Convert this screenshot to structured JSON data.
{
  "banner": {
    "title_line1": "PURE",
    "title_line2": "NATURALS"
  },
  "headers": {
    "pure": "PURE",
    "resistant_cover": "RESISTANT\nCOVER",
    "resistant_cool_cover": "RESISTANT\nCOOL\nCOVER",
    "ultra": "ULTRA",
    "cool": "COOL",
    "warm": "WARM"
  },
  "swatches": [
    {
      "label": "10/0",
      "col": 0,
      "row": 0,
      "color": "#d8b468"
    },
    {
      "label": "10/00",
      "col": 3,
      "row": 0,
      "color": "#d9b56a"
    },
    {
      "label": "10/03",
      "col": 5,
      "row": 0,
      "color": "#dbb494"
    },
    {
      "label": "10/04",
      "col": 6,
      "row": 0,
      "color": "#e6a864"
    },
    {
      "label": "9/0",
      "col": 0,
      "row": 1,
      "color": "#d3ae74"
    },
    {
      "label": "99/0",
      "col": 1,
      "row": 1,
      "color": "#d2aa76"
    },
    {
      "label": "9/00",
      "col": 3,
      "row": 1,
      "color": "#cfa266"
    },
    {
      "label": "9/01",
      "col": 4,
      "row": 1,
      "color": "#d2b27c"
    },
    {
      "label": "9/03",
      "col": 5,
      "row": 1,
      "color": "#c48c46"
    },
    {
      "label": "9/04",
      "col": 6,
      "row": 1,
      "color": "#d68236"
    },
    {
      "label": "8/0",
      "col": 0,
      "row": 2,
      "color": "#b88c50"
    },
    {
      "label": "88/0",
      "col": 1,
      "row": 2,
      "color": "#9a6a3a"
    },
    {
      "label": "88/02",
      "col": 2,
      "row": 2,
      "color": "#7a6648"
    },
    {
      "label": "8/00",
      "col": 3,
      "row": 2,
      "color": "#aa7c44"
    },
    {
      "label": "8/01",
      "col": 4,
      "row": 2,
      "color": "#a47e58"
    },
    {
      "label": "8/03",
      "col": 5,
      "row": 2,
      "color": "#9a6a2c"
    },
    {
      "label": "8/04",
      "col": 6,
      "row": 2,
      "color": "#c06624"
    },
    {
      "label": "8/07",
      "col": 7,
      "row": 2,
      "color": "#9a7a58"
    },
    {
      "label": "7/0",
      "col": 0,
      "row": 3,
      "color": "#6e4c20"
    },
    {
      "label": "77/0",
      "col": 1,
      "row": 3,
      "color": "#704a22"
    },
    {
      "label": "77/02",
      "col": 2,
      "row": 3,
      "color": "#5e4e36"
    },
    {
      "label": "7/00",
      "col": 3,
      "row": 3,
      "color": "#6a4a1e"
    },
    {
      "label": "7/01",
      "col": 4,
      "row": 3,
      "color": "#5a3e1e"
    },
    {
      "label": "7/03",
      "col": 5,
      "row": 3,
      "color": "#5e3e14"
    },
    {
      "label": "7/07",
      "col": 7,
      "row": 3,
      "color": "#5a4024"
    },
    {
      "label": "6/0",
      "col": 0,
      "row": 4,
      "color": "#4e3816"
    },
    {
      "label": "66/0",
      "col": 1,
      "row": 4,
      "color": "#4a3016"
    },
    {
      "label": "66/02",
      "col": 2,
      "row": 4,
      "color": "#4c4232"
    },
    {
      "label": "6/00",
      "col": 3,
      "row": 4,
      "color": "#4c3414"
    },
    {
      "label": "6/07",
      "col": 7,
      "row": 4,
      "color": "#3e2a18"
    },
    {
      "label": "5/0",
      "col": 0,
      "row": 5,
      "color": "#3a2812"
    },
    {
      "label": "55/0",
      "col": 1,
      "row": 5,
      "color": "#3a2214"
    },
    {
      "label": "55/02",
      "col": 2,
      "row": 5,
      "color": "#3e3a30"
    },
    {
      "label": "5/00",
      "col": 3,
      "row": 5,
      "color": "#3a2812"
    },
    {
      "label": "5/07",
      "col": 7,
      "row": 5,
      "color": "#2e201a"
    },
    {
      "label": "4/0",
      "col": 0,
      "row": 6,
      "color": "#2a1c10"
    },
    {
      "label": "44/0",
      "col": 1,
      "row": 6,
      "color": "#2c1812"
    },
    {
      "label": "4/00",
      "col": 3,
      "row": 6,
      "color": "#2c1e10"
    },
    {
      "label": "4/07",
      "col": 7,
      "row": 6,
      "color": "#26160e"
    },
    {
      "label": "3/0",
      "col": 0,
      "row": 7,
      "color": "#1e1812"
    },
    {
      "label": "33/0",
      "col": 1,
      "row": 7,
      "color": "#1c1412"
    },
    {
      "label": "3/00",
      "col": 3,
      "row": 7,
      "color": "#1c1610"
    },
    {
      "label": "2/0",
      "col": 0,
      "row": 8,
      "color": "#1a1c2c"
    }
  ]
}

What you are asked to do =
From the records above, pull out every line containing the word "RESISTANT".

Complete response =
    "resistant_cover": "RESISTANT\nCOVER",
    "resistant_cool_cover": "RESISTANT\nCOOL\nCOVER",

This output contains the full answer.